To do
Omit every picture and return the rest of the data unaltered.

>> START Recorded data

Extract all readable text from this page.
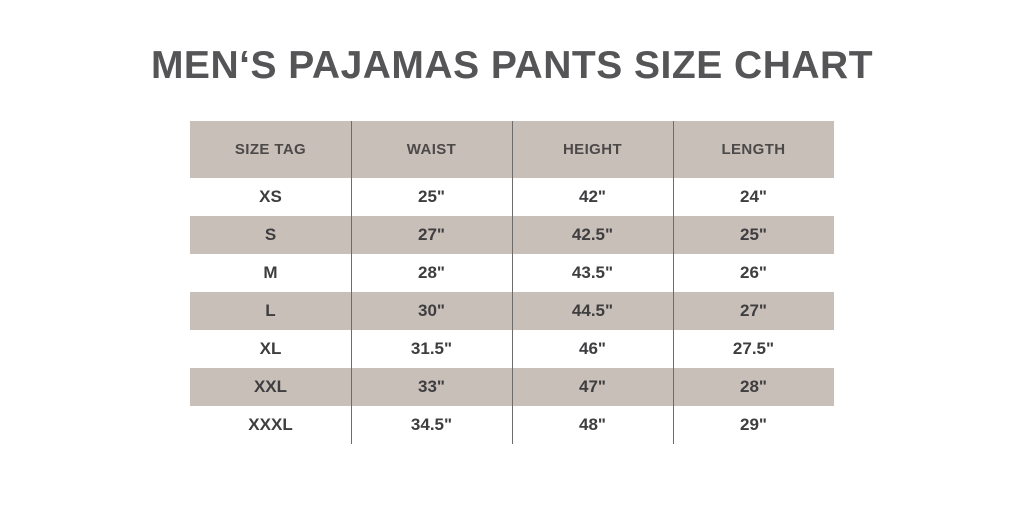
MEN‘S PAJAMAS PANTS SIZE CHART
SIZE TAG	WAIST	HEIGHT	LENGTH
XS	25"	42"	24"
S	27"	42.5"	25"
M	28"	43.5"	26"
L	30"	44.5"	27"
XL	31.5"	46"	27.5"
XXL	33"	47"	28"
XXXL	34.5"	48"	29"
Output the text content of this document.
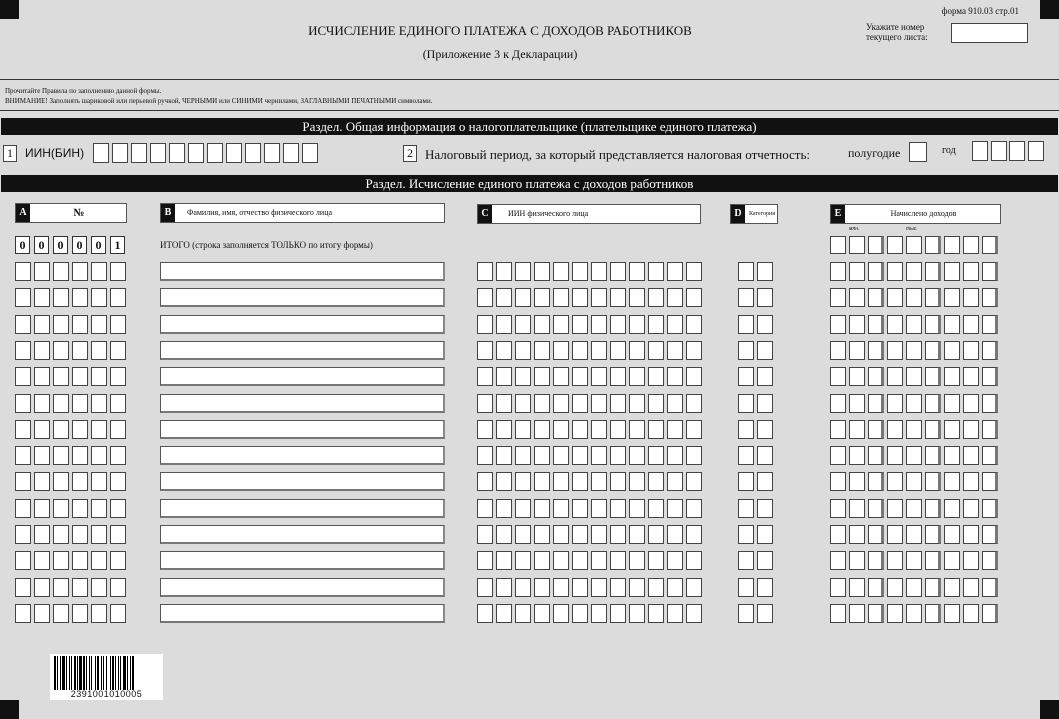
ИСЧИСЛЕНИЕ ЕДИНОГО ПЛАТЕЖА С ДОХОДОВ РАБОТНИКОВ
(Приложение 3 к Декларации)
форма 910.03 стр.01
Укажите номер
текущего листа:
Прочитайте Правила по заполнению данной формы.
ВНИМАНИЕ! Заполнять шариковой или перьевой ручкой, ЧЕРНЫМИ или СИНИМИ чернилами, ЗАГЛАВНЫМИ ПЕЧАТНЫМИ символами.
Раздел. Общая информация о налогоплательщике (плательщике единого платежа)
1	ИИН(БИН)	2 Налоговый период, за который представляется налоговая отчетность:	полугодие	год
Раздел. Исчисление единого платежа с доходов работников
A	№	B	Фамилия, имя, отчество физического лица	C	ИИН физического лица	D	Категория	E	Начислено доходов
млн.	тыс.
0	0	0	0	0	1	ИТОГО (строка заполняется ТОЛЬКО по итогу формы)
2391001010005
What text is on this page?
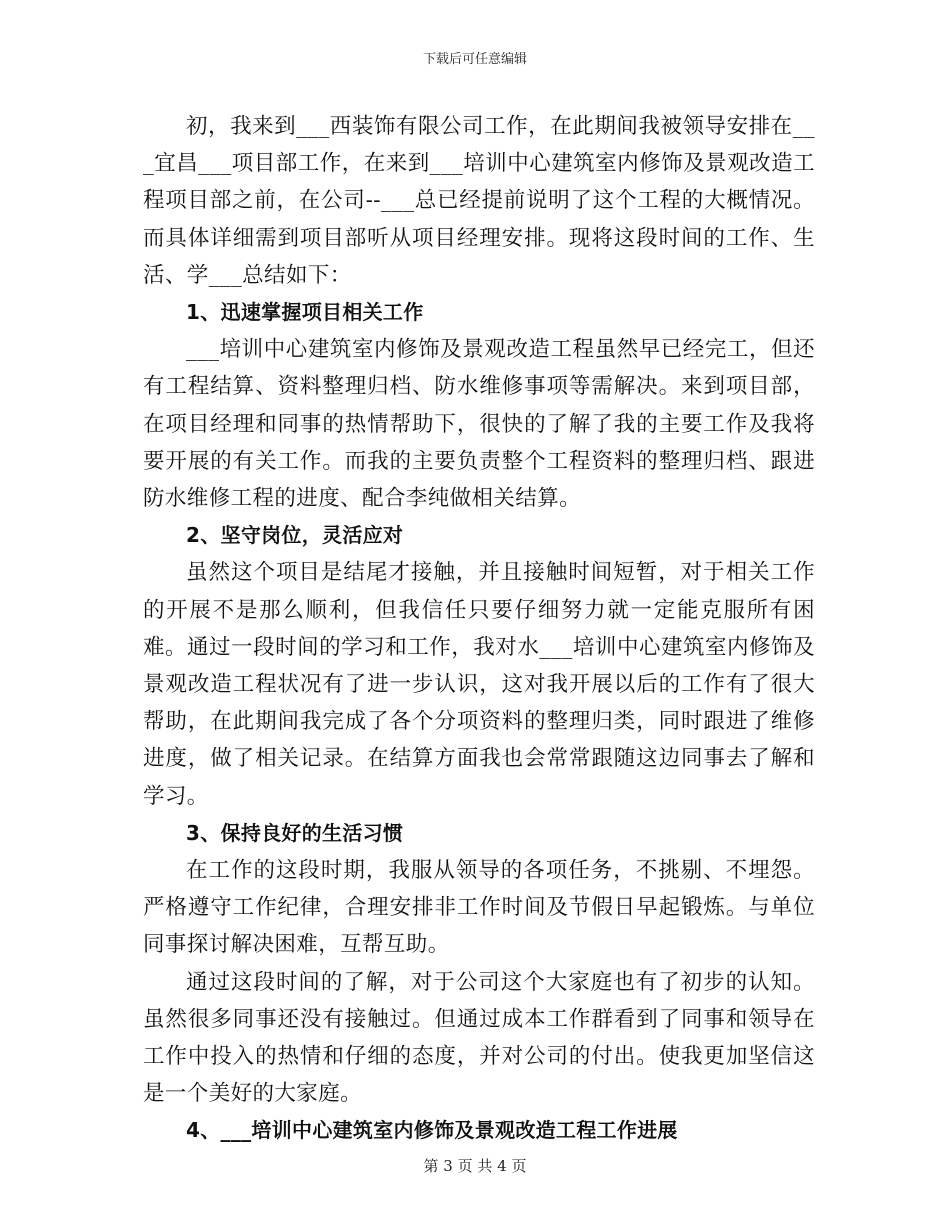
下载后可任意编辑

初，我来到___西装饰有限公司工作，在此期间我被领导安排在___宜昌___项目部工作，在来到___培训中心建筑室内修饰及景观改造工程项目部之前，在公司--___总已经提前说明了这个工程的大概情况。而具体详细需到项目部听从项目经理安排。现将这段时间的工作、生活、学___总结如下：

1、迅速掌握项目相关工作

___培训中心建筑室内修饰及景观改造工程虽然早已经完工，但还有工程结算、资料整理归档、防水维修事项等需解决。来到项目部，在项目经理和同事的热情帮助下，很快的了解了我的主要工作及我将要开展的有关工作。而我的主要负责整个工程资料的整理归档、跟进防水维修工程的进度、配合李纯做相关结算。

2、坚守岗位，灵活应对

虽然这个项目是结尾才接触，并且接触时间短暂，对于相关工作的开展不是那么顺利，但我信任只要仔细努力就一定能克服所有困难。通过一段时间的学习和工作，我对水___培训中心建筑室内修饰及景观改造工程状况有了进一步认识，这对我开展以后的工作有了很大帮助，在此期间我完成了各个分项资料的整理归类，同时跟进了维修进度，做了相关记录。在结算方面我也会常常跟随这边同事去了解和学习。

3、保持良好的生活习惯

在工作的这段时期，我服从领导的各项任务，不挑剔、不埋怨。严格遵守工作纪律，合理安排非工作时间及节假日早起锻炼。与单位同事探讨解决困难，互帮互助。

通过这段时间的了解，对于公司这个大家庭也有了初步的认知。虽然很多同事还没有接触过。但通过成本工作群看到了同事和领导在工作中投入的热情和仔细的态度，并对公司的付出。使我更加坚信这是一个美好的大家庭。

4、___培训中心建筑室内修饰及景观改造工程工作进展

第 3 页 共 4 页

>> END Recorded data

Finished exercise
Extract all readable text from this page.
MEN‘S PAJAMAS PANTS SIZE CHART
SIZE TAG	WAIST	HEIGHT	LENGTH
XS	25"	42"	24"
S	27"	42.5"	25"
M	28"	43.5"	26"
L	30"	44.5"	27"
XL	31.5"	46"	27.5"
XXL	33"	47"	28"
XXXL	34.5"	48"	29"
Output the text content of this document.
ИСЧИСЛЕНИЕ ЕДИНОГО ПЛАТЕЖА С ДОХОДОВ РАБОТНИКОВ
(Приложение 3 к Декларации)
форма 910.03 стр.01
Укажите номер
текущего листа:
Прочитайте Правила по заполнению данной формы.
ВНИМАНИЕ! Заполнять шариковой или перьевой ручкой, ЧЕРНЫМИ или СИНИМИ чернилами, ЗАГЛАВНЫМИ ПЕЧАТНЫМИ символами.
Раздел. Общая информация о налогоплательщике (плательщике единого платежа)
1	ИИН(БИН)	2 Налоговый период, за который представляется налоговая отчетность:	полугодие	год
Раздел. Исчисление единого платежа с доходов работников
A	№	B	Фамилия, имя, отчество физического лица	C	ИИН физического лица	D	Категория	E	Начислено доходов
млн.	тыс.
0	0	0	0	0	1	ИТОГО (строка заполняется ТОЛЬКО по итогу формы)
2391001010005
What text is on this page?
下载后可任意编辑

初，我来到___西装饰有限公司工作，在此期间我被领导安排在___宜昌___项目部工作，在来到___培训中心建筑室内修饰及景观改造工程项目部之前，在公司--___总已经提前说明了这个工程的大概情况。而具体详细需到项目部听从项目经理安排。现将这段时间的工作、生活、学___总结如下：

1、迅速掌握项目相关工作

___培训中心建筑室内修饰及景观改造工程虽然早已经完工，但还有工程结算、资料整理归档、防水维修事项等需解决。来到项目部，在项目经理和同事的热情帮助下，很快的了解了我的主要工作及我将要开展的有关工作。而我的主要负责整个工程资料的整理归档、跟进防水维修工程的进度、配合李纯做相关结算。

2、坚守岗位，灵活应对

虽然这个项目是结尾才接触，并且接触时间短暂，对于相关工作的开展不是那么顺利，但我信任只要仔细努力就一定能克服所有困难。通过一段时间的学习和工作，我对水___培训中心建筑室内修饰及景观改造工程状况有了进一步认识，这对我开展以后的工作有了很大帮助，在此期间我完成了各个分项资料的整理归类，同时跟进了维修进度，做了相关记录。在结算方面我也会常常跟随这边同事去了解和学习。

3、保持良好的生活习惯

在工作的这段时期，我服从领导的各项任务，不挑剔、不埋怨。严格遵守工作纪律，合理安排非工作时间及节假日早起锻炼。与单位同事探讨解决困难，互帮互助。

通过这段时间的了解，对于公司这个大家庭也有了初步的认知。虽然很多同事还没有接触过。但通过成本工作群看到了同事和领导在工作中投入的热情和仔细的态度，并对公司的付出。使我更加坚信这是一个美好的大家庭。

4、___培训中心建筑室内修饰及景观改造工程工作进展

第 3 页 共 4 页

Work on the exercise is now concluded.